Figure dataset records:

** begin **

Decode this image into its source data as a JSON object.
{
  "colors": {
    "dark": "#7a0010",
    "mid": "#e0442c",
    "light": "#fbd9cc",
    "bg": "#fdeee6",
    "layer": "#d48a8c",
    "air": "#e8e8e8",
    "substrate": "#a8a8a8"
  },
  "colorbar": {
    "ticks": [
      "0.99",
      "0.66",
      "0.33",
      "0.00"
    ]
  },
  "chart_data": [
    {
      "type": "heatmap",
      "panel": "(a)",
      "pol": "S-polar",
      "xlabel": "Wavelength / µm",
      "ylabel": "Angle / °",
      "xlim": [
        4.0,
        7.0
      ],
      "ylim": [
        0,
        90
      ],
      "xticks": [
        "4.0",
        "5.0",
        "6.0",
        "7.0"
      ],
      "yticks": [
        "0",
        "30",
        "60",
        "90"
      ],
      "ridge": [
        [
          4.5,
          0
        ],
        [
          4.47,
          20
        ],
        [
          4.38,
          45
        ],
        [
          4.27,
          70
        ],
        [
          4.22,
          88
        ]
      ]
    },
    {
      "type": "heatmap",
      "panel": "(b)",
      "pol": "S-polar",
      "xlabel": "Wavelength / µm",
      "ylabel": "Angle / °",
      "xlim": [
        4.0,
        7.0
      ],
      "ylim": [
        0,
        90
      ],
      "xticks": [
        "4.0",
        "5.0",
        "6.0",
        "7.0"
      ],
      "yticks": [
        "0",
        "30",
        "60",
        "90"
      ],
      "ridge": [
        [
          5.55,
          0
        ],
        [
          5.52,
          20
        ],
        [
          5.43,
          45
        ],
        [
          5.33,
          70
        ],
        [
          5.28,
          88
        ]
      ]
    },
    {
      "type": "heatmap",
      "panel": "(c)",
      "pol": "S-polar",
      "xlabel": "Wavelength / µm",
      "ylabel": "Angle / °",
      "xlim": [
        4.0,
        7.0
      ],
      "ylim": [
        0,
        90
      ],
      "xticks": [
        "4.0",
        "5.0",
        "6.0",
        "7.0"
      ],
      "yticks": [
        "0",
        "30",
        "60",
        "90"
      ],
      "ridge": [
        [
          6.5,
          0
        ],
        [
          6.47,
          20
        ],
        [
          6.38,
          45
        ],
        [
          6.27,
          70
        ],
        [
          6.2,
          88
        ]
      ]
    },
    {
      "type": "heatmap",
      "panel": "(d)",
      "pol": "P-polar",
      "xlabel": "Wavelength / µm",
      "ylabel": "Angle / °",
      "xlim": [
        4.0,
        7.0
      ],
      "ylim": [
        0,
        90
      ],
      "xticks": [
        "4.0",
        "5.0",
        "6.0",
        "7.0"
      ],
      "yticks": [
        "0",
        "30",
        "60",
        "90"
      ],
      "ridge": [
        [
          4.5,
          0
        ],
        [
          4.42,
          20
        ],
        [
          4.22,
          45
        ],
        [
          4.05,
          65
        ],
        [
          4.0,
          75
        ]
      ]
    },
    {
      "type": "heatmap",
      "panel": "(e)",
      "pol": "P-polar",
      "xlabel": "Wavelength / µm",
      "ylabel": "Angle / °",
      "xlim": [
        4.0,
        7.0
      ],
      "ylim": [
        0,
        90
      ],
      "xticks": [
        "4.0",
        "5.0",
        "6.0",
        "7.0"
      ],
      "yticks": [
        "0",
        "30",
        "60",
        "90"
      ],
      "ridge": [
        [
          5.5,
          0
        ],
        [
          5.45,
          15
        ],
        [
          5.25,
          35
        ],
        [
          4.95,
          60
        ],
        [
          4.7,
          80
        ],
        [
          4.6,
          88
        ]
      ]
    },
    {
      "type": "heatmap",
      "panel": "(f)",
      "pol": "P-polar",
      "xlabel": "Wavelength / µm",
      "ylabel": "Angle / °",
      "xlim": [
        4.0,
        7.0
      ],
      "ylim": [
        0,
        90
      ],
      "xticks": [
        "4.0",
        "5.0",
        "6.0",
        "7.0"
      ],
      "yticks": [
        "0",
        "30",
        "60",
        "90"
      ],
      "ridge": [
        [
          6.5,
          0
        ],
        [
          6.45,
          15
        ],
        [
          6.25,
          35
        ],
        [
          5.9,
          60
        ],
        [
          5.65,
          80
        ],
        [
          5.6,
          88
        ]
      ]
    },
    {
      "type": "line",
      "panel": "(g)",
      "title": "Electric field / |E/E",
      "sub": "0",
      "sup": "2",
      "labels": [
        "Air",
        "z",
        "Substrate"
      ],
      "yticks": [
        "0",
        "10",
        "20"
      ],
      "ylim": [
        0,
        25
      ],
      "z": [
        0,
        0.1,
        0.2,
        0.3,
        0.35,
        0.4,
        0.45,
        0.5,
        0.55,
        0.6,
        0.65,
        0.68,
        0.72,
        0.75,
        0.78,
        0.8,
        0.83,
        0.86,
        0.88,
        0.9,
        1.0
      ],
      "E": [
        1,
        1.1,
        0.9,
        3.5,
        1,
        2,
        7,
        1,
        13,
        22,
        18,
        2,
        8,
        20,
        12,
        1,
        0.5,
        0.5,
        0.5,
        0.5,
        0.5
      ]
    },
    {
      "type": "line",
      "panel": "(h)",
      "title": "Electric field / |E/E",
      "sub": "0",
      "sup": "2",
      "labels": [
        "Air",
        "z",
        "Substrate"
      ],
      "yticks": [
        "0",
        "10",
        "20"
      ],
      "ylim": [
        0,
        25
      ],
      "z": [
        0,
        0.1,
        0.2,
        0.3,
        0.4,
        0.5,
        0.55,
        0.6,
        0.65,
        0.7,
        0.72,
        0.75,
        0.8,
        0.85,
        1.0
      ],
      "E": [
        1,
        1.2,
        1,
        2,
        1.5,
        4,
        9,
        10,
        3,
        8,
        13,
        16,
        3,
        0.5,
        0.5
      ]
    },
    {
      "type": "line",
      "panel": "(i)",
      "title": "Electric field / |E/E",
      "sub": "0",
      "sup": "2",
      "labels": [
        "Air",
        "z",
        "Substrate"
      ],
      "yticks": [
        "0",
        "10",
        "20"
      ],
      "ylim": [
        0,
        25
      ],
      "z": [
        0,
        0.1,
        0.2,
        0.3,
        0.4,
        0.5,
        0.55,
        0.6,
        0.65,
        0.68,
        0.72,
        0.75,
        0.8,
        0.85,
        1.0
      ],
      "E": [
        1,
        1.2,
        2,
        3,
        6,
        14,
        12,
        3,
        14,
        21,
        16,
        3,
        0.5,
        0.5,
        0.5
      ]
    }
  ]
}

** end **

_Task instructions_.
Extract all of the material exactly as it is written.

_Task output_.
Decode this image into its source data as a JSON object.
{
  "colors": {
    "dark": "#7a0010",
    "mid": "#e0442c",
    "light": "#fbd9cc",
    "bg": "#fdeee6",
    "layer": "#d48a8c",
    "air": "#e8e8e8",
    "substrate": "#a8a8a8"
  },
  "colorbar": {
    "ticks": [
      "0.99",
      "0.66",
      "0.33",
      "0.00"
    ]
  },
  "chart_data": [
    {
      "type": "heatmap",
      "panel": "(a)",
      "pol": "S-polar",
      "xlabel": "Wavelength / µm",
      "ylabel": "Angle / °",
      "xlim": [
        4.0,
        7.0
      ],
      "ylim": [
        0,
        90
      ],
      "xticks": [
        "4.0",
        "5.0",
        "6.0",
        "7.0"
      ],
      "yticks": [
        "0",
        "30",
        "60",
        "90"
      ],
      "ridge": [
        [
          4.5,
          0
        ],
        [
          4.47,
          20
        ],
        [
          4.38,
          45
        ],
        [
          4.27,
          70
        ],
        [
          4.22,
          88
        ]
      ]
    },
    {
      "type": "heatmap",
      "panel": "(b)",
      "pol": "S-polar",
      "xlabel": "Wavelength / µm",
      "ylabel": "Angle / °",
      "xlim": [
        4.0,
        7.0
      ],
      "ylim": [
        0,
        90
      ],
      "xticks": [
        "4.0",
        "5.0",
        "6.0",
        "7.0"
      ],
      "yticks": [
        "0",
        "30",
        "60",
        "90"
      ],
      "ridge": [
        [
          5.55,
          0
        ],
        [
          5.52,
          20
        ],
        [
          5.43,
          45
        ],
        [
          5.33,
          70
        ],
        [
          5.28,
          88
        ]
      ]
    },
    {
      "type": "heatmap",
      "panel": "(c)",
      "pol": "S-polar",
      "xlabel": "Wavelength / µm",
      "ylabel": "Angle / °",
      "xlim": [
        4.0,
        7.0
      ],
      "ylim": [
        0,
        90
      ],
      "xticks": [
        "4.0",
        "5.0",
        "6.0",
        "7.0"
      ],
      "yticks": [
        "0",
        "30",
        "60",
        "90"
      ],
      "ridge": [
        [
          6.5,
          0
        ],
        [
          6.47,
          20
        ],
        [
          6.38,
          45
        ],
        [
          6.27,
          70
        ],
        [
          6.2,
          88
        ]
      ]
    },
    {
      "type": "heatmap",
      "panel": "(d)",
      "pol": "P-polar",
      "xlabel": "Wavelength / µm",
      "ylabel": "Angle / °",
      "xlim": [
        4.0,
        7.0
      ],
      "ylim": [
        0,
        90
      ],
      "xticks": [
        "4.0",
        "5.0",
        "6.0",
        "7.0"
      ],
      "yticks": [
        "0",
        "30",
        "60",
        "90"
      ],
      "ridge": [
        [
          4.5,
          0
        ],
        [
          4.42,
          20
        ],
        [
          4.22,
          45
        ],
        [
          4.05,
          65
        ],
        [
          4.0,
          75
        ]
      ]
    },
    {
      "type": "heatmap",
      "panel": "(e)",
      "pol": "P-polar",
      "xlabel": "Wavelength / µm",
      "ylabel": "Angle / °",
      "xlim": [
        4.0,
        7.0
      ],
      "ylim": [
        0,
        90
      ],
      "xticks": [
        "4.0",
        "5.0",
        "6.0",
        "7.0"
      ],
      "yticks": [
        "0",
        "30",
        "60",
        "90"
      ],
      "ridge": [
        [
          5.5,
          0
        ],
        [
          5.45,
          15
        ],
        [
          5.25,
          35
        ],
        [
          4.95,
          60
        ],
        [
          4.7,
          80
        ],
        [
          4.6,
          88
        ]
      ]
    },
    {
      "type": "heatmap",
      "panel": "(f)",
      "pol": "P-polar",
      "xlabel": "Wavelength / µm",
      "ylabel": "Angle / °",
      "xlim": [
        4.0,
        7.0
      ],
      "ylim": [
        0,
        90
      ],
      "xticks": [
        "4.0",
        "5.0",
        "6.0",
        "7.0"
      ],
      "yticks": [
        "0",
        "30",
        "60",
        "90"
      ],
      "ridge": [
        [
          6.5,
          0
        ],
        [
          6.45,
          15
        ],
        [
          6.25,
          35
        ],
        [
          5.9,
          60
        ],
        [
          5.65,
          80
        ],
        [
          5.6,
          88
        ]
      ]
    },
    {
      "type": "line",
      "panel": "(g)",
      "title": "Electric field / |E/E",
      "sub": "0",
      "sup": "2",
      "labels": [
        "Air",
        "z",
        "Substrate"
      ],
      "yticks": [
        "0",
        "10",
        "20"
      ],
      "ylim": [
        0,
        25
      ],
      "z": [
        0,
        0.1,
        0.2,
        0.3,
        0.35,
        0.4,
        0.45,
        0.5,
        0.55,
        0.6,
        0.65,
        0.68,
        0.72,
        0.75,
        0.78,
        0.8,
        0.83,
        0.86,
        0.88,
        0.9,
        1.0
      ],
      "E": [
        1,
        1.1,
        0.9,
        3.5,
        1,
        2,
        7,
        1,
        13,
        22,
        18,
        2,
        8,
        20,
        12,
        1,
        0.5,
        0.5,
        0.5,
        0.5,
        0.5
      ]
    },
    {
      "type": "line",
      "panel": "(h)",
      "title": "Electric field / |E/E",
      "sub": "0",
      "sup": "2",
      "labels": [
        "Air",
        "z",
        "Substrate"
      ],
      "yticks": [
        "0",
        "10",
        "20"
      ],
      "ylim": [
        0,
        25
      ],
      "z": [
        0,
        0.1,
        0.2,
        0.3,
        0.4,
        0.5,
        0.55,
        0.6,
        0.65,
        0.7,
        0.72,
        0.75,
        0.8,
        0.85,
        1.0
      ],
      "E": [
        1,
        1.2,
        1,
        2,
        1.5,
        4,
        9,
        10,
        3,
        8,
        13,
        16,
        3,
        0.5,
        0.5
      ]
    },
    {
      "type": "line",
      "panel": "(i)",
      "title": "Electric field / |E/E",
      "sub": "0",
      "sup": "2",
      "labels": [
        "Air",
        "z",
        "Substrate"
      ],
      "yticks": [
        "0",
        "10",
        "20"
      ],
      "ylim": [
        0,
        25
      ],
      "z": [
        0,
        0.1,
        0.2,
        0.3,
        0.4,
        0.5,
        0.55,
        0.6,
        0.65,
        0.68,
        0.72,
        0.75,
        0.8,
        0.85,
        1.0
      ],
      "E": [
        1,
        1.2,
        2,
        3,
        6,
        14,
        12,
        3,
        14,
        21,
        16,
        3,
        0.5,
        0.5,
        0.5
      ]
    }
  ]
}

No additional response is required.